Exercise prompt |
Read through the records below and copy each line that uses the word "HAVE".

>> Start

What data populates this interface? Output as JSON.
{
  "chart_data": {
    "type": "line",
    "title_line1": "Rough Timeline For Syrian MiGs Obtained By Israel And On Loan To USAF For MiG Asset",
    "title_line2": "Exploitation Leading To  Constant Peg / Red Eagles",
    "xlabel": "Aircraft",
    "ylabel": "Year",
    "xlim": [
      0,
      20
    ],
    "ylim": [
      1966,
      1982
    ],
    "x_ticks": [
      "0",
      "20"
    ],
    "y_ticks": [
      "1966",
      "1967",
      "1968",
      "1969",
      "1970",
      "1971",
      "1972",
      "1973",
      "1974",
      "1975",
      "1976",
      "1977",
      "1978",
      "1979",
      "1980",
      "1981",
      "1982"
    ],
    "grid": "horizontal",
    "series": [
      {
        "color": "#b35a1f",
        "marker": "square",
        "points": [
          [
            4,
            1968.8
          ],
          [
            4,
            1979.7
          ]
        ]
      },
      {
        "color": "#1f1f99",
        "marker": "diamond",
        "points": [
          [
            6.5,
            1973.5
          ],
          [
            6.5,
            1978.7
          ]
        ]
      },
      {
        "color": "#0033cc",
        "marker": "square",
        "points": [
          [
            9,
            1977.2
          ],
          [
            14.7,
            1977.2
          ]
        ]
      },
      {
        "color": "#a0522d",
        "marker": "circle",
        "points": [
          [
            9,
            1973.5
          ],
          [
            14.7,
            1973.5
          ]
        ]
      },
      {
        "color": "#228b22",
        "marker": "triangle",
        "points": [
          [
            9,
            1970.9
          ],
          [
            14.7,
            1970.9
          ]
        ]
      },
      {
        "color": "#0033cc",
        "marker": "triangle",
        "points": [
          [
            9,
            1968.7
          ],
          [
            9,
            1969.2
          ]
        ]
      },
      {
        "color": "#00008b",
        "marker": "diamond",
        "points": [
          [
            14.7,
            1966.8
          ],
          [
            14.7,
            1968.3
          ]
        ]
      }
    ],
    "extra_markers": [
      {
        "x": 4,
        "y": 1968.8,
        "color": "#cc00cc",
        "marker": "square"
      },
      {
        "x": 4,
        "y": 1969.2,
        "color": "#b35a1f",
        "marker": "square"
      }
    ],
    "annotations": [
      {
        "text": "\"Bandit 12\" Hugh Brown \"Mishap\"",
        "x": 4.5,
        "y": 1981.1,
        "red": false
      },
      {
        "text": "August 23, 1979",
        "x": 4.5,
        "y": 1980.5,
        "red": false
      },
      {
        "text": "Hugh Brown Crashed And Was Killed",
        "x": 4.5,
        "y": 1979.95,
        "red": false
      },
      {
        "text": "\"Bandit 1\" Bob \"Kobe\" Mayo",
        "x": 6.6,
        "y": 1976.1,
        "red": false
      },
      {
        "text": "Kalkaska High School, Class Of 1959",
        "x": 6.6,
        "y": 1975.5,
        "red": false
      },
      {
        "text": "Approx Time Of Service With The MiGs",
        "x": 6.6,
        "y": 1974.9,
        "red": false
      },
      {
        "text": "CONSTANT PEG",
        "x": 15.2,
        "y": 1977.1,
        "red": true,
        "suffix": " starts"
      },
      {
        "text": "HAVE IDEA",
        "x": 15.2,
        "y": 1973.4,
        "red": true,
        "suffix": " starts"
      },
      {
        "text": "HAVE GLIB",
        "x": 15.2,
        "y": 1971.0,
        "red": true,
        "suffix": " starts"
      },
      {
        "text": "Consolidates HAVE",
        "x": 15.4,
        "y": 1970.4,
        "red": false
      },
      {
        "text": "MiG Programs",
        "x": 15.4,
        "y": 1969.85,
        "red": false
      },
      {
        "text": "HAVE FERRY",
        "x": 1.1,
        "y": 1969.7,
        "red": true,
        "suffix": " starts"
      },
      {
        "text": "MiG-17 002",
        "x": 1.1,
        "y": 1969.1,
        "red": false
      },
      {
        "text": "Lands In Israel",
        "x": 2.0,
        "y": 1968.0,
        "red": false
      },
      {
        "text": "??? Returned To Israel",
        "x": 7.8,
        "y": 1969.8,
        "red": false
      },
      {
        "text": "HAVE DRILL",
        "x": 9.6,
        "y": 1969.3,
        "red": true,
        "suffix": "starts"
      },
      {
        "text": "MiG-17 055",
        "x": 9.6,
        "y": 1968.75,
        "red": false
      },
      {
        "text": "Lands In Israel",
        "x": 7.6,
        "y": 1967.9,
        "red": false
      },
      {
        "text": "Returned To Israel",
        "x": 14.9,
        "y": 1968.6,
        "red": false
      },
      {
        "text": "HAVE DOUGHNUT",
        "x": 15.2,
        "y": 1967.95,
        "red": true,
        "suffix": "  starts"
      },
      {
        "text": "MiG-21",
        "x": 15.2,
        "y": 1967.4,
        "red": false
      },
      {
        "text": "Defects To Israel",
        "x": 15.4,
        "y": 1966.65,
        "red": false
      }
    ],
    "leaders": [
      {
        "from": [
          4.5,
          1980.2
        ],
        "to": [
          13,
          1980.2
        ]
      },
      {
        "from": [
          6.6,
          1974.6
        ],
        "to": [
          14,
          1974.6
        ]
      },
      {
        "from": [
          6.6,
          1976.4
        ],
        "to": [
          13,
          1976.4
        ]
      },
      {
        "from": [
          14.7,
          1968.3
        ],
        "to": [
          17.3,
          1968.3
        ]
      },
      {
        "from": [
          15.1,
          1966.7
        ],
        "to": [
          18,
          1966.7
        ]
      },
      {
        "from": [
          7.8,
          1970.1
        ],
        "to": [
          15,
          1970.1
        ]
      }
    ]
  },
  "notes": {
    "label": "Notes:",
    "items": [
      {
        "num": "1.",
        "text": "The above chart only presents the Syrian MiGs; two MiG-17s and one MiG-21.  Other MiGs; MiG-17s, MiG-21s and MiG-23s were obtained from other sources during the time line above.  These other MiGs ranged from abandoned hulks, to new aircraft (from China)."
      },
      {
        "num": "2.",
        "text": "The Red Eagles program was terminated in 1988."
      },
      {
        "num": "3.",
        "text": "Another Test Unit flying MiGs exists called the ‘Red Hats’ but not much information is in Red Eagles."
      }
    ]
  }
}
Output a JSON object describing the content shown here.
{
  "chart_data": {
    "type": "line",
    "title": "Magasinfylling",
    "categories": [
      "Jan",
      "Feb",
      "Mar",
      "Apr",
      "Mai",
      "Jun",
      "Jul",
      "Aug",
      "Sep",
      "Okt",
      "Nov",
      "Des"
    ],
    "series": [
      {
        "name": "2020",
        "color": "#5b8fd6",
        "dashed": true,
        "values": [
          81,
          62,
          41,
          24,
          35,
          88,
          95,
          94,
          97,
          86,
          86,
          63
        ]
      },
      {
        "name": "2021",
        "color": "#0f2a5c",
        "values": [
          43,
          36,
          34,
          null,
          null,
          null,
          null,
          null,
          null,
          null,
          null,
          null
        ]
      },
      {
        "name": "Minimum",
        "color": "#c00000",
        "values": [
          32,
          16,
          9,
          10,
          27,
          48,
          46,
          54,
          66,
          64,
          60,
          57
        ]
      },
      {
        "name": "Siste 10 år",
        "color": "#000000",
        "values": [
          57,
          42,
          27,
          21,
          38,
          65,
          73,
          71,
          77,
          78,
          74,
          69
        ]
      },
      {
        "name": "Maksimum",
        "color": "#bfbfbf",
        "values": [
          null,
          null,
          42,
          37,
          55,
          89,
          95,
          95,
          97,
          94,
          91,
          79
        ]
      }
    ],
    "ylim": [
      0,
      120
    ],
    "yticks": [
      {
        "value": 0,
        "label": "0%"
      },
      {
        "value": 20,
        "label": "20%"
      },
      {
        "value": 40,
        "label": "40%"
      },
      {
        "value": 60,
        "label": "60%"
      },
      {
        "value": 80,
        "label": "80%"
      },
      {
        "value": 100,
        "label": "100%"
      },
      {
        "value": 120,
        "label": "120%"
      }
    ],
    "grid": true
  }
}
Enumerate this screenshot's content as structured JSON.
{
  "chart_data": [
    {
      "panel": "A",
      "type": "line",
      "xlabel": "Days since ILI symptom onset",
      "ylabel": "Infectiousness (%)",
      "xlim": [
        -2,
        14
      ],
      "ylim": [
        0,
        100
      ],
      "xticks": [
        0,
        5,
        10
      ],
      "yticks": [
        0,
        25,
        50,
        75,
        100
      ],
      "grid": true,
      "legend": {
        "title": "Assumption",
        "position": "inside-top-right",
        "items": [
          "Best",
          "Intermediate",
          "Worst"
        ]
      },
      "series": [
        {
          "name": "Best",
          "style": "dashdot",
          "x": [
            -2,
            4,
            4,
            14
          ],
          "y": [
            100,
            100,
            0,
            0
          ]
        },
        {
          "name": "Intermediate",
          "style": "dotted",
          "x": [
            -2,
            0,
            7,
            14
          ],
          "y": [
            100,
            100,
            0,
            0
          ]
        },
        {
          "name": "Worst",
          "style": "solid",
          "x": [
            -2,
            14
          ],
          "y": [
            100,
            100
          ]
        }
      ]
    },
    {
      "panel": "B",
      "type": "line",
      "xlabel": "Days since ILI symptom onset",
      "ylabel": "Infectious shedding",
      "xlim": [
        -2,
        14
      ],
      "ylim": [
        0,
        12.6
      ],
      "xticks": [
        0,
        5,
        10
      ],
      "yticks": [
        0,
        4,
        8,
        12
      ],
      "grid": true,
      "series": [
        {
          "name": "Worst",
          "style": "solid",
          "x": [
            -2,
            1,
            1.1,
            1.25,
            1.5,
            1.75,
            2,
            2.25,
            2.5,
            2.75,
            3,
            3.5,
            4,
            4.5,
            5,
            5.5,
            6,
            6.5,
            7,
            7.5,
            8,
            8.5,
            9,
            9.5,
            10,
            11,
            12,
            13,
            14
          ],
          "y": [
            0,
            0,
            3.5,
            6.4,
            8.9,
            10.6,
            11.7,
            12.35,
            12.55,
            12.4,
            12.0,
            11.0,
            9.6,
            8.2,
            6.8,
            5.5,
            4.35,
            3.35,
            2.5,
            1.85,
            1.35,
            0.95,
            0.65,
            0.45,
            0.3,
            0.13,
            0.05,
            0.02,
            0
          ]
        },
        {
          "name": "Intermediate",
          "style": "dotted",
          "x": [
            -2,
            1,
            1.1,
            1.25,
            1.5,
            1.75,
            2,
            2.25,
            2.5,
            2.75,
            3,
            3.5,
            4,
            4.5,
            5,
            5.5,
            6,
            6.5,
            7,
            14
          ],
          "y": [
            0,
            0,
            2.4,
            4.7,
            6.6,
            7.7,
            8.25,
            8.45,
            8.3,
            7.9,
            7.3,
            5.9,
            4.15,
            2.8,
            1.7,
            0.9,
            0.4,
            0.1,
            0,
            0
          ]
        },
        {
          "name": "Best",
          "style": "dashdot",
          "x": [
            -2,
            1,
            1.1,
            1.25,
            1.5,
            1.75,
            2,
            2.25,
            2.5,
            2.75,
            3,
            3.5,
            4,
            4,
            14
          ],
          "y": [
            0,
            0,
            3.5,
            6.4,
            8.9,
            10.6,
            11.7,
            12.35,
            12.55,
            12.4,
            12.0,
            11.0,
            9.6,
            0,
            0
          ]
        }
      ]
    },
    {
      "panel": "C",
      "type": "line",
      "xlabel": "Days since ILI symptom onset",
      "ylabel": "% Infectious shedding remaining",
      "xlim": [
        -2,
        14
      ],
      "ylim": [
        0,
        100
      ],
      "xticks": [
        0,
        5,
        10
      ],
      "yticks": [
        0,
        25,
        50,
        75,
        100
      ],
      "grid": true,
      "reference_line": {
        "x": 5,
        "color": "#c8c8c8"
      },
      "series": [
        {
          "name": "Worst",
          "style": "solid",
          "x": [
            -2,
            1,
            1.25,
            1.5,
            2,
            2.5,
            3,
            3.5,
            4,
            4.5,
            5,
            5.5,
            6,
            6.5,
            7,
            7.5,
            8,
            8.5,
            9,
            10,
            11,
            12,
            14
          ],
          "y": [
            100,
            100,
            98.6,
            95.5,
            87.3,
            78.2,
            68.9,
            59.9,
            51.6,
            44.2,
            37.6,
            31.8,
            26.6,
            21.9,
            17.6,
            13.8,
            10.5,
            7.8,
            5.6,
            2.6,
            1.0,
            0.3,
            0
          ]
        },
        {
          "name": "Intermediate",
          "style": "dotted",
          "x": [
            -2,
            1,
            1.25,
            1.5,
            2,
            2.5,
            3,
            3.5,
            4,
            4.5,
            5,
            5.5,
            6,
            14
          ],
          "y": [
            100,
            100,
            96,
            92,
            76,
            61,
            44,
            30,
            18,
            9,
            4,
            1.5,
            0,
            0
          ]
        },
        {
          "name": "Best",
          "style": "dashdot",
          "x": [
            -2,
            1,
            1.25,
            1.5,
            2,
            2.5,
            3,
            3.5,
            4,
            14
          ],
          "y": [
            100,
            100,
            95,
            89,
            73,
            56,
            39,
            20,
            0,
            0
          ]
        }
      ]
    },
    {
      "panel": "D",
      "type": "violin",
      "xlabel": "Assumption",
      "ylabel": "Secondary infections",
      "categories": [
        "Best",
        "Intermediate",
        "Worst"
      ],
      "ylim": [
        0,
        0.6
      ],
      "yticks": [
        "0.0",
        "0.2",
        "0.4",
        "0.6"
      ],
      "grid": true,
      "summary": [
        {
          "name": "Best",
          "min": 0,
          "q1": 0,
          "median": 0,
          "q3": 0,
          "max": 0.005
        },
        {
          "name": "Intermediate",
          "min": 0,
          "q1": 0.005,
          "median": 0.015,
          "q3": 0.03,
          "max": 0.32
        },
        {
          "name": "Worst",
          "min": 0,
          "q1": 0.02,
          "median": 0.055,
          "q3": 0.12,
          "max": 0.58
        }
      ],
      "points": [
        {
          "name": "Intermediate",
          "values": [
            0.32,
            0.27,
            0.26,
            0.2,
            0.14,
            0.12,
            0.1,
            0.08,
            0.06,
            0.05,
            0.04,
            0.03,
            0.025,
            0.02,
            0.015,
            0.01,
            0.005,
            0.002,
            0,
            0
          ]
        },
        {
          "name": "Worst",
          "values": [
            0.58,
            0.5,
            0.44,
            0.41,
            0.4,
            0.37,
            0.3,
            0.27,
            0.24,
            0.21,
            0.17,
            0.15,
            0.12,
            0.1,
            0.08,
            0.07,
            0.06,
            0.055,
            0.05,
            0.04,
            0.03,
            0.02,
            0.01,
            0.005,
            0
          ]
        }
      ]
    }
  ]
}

>> End

Solution for this problem |
        "text": "HAVE IDEA",
        "text": "HAVE GLIB",
        "text": "Consolidates HAVE",
        "text": "HAVE FERRY",
        "text": "HAVE DRILL",
        "text": "HAVE DOUGHNUT",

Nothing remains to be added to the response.